Exercise instructions: Search the material for the string "离太阳越近", then report how many lines hold it, with no other text.

Source records:
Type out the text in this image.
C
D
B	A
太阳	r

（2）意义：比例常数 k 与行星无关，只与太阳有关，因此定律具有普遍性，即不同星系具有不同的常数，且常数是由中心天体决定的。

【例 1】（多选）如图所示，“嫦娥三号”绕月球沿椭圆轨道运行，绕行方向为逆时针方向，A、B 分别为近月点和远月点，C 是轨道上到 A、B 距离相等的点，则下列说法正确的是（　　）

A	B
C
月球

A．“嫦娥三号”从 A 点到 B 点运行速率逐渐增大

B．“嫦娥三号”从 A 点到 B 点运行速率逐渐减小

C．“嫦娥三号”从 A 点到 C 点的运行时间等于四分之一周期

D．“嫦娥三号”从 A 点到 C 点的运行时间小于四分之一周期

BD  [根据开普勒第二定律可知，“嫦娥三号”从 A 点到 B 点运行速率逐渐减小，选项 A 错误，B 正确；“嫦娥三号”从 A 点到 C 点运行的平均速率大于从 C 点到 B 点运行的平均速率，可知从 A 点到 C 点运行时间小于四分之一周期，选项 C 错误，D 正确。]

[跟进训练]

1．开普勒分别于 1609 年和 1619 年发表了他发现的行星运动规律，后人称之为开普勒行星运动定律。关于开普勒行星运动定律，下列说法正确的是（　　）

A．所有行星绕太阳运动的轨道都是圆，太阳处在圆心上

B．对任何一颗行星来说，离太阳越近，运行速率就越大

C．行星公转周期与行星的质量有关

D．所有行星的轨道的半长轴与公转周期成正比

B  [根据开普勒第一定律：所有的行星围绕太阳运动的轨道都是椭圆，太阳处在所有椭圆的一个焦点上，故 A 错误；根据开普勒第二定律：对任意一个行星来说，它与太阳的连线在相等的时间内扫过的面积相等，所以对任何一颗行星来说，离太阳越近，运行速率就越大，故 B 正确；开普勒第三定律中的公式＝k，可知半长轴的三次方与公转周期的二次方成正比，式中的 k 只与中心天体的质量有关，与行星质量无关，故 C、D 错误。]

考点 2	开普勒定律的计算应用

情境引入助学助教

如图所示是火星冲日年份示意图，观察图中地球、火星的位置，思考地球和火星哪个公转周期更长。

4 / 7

Problem solution: 2